Give the number of lines in the data that contain "Education", and nothing more.
╔══
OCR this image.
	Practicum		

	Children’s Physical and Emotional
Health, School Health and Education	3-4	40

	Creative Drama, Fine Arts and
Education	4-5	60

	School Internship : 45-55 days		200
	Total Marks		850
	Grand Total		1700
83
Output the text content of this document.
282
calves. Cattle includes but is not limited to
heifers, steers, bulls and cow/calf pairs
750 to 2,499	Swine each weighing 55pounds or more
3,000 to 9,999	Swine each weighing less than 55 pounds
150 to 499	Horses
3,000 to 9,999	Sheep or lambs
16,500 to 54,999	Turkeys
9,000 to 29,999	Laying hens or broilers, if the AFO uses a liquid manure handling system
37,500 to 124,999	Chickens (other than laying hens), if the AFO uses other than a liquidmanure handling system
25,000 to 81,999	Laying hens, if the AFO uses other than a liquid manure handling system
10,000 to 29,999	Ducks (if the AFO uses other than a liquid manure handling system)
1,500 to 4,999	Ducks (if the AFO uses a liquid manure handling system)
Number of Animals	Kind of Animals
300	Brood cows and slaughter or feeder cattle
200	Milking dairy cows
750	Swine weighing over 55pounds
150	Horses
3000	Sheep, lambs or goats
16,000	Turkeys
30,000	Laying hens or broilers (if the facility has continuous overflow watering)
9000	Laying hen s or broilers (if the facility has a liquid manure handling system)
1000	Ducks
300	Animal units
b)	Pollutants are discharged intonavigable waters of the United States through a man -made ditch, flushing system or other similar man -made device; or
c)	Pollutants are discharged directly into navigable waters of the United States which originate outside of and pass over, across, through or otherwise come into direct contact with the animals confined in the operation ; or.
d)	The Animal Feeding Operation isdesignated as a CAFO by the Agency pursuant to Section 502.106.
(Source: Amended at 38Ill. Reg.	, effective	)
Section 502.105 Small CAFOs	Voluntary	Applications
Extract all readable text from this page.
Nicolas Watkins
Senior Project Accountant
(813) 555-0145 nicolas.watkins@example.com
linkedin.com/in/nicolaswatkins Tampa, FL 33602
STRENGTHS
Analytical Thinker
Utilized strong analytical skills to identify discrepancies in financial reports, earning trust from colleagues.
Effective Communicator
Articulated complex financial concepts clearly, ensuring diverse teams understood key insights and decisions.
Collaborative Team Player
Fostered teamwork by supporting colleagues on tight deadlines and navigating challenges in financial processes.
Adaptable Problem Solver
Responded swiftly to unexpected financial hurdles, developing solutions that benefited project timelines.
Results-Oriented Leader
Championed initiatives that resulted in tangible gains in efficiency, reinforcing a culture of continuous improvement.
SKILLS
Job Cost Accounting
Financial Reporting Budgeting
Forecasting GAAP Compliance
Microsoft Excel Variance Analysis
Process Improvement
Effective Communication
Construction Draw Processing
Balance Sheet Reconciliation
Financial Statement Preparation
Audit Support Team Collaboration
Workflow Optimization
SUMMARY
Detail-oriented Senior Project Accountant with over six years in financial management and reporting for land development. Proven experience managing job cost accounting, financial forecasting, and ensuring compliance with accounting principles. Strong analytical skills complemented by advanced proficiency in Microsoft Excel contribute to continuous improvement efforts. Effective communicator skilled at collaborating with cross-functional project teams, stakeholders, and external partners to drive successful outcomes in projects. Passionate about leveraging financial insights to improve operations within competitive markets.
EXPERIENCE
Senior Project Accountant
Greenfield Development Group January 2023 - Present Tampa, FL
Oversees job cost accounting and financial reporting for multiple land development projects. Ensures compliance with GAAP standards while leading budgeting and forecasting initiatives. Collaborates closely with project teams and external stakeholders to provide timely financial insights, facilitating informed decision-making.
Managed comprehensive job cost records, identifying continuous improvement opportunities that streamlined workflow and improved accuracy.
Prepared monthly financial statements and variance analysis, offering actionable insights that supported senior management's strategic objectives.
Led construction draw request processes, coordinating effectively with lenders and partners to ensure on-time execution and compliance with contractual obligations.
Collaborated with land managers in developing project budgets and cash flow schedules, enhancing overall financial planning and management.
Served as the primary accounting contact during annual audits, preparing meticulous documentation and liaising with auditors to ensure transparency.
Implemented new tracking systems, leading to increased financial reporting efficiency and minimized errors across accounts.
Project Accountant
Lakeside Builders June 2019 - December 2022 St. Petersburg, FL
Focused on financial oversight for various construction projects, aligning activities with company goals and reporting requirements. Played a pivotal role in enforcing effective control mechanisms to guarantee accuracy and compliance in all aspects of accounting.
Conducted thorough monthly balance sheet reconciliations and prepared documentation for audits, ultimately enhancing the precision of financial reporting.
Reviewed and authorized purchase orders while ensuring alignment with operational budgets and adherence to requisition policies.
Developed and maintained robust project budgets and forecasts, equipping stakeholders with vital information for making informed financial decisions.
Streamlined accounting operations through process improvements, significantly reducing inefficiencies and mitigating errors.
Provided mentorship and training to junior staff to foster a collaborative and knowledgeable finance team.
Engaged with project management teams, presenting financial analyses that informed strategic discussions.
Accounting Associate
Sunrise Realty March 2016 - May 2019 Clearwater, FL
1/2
╚══
╔══
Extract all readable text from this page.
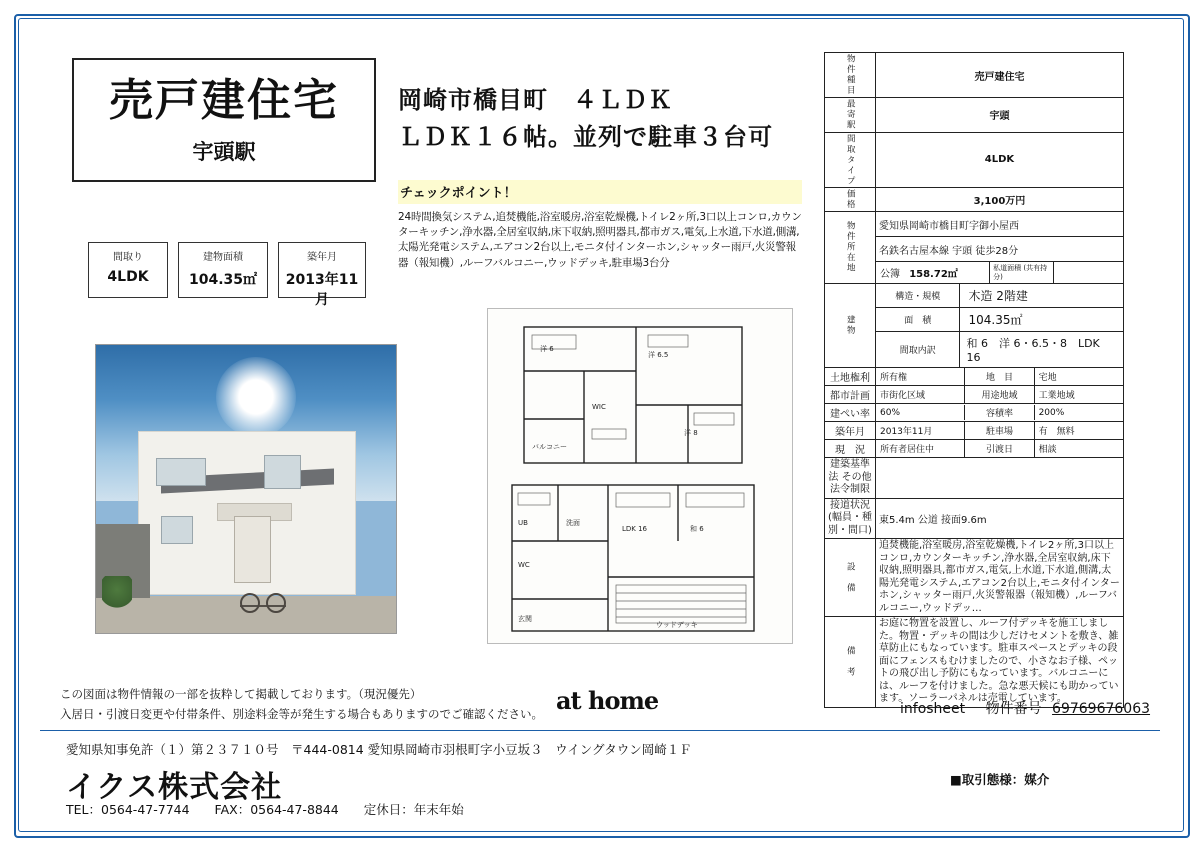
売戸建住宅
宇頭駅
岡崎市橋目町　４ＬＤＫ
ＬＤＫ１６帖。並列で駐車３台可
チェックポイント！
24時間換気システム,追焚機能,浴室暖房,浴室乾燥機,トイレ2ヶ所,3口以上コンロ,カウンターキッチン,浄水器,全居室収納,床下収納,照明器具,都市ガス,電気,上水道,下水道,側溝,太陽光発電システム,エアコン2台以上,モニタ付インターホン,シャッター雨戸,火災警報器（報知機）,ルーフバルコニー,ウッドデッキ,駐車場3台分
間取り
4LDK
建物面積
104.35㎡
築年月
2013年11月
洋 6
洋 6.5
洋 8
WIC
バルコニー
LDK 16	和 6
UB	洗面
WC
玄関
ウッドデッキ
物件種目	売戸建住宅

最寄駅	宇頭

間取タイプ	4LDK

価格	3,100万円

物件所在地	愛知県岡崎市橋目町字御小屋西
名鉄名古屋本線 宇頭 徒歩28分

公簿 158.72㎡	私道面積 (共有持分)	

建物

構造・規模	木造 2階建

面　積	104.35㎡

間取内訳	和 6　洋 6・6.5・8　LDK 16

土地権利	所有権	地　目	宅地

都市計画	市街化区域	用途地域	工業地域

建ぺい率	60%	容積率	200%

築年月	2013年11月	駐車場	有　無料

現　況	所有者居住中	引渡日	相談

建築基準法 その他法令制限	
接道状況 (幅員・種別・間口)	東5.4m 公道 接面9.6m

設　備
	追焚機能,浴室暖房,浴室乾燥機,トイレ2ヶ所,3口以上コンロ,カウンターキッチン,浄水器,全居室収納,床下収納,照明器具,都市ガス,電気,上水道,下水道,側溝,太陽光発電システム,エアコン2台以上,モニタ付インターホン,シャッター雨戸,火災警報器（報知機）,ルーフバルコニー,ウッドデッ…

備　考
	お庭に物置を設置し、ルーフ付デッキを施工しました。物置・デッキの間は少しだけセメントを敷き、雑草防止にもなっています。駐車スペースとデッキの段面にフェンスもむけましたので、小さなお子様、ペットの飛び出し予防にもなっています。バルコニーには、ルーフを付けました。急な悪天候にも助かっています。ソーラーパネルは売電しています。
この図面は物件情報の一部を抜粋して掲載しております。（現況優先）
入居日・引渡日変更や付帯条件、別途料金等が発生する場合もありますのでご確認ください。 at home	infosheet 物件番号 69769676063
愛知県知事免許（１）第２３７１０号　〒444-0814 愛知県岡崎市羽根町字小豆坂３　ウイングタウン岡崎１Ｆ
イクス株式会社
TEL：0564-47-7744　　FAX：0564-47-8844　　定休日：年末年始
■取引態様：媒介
╚══
╔══
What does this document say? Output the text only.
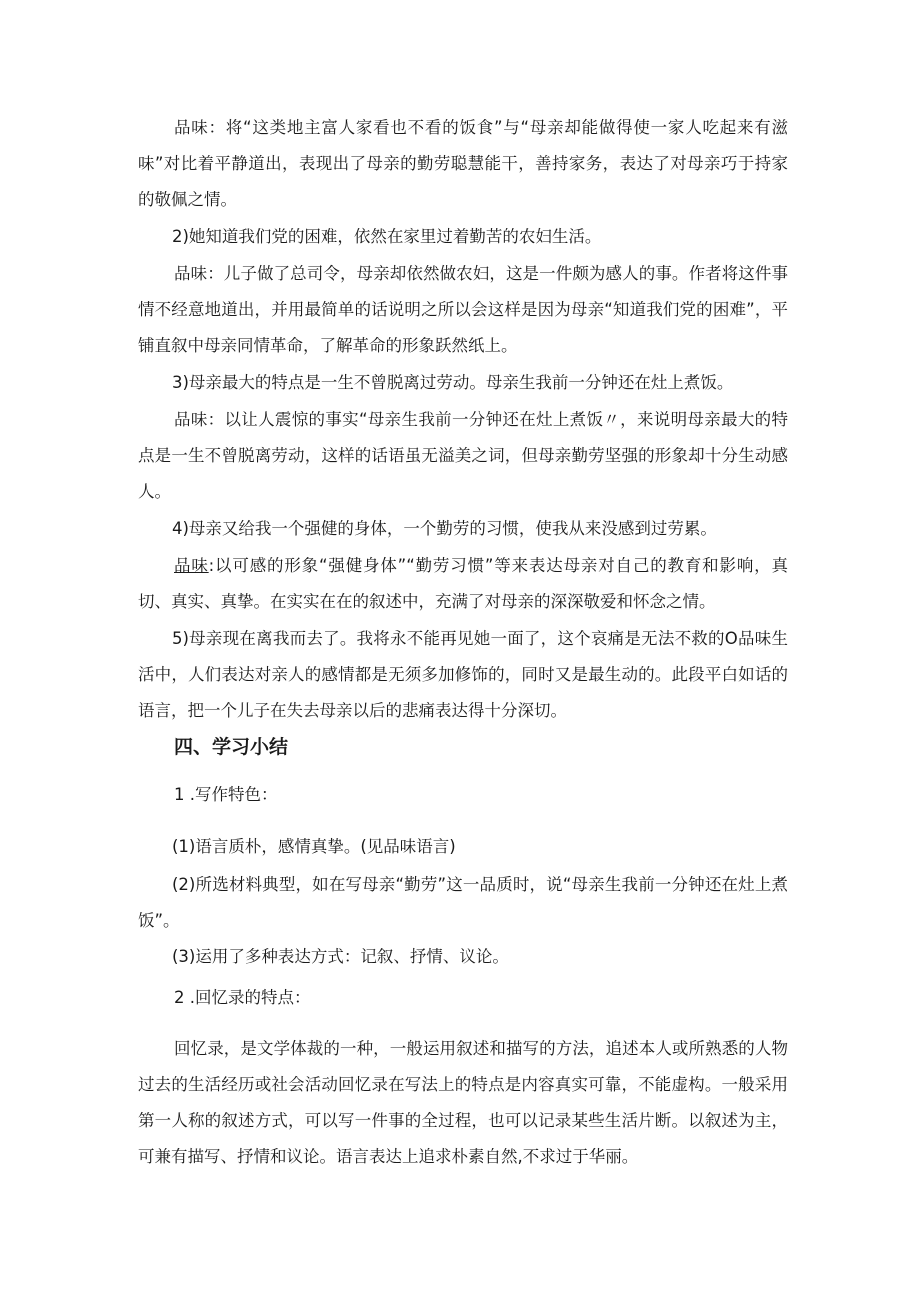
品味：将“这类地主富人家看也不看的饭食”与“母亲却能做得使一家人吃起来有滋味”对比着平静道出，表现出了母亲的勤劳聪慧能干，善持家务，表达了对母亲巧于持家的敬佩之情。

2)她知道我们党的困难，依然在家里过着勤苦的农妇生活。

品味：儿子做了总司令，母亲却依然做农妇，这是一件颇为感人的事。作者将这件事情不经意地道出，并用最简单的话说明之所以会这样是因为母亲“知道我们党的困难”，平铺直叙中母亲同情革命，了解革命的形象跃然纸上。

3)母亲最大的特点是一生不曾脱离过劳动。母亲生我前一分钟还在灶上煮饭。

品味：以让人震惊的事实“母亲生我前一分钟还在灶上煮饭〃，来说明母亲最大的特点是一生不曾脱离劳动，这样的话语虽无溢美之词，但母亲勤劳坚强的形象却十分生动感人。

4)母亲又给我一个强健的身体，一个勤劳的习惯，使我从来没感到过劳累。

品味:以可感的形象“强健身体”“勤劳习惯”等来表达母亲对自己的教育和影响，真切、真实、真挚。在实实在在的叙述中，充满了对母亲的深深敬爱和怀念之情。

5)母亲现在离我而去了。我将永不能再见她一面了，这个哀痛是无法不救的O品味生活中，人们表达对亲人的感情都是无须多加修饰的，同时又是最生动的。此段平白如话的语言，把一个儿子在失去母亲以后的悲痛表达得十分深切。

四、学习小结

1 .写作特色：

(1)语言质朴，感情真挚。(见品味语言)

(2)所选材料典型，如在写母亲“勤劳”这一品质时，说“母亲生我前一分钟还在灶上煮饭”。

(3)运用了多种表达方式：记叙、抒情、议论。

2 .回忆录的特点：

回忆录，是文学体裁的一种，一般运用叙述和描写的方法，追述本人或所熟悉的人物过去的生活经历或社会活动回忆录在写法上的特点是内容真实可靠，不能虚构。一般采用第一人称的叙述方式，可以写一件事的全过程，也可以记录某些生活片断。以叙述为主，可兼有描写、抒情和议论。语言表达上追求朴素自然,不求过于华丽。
╚══
**RESULT OF THE EXERCISE**
2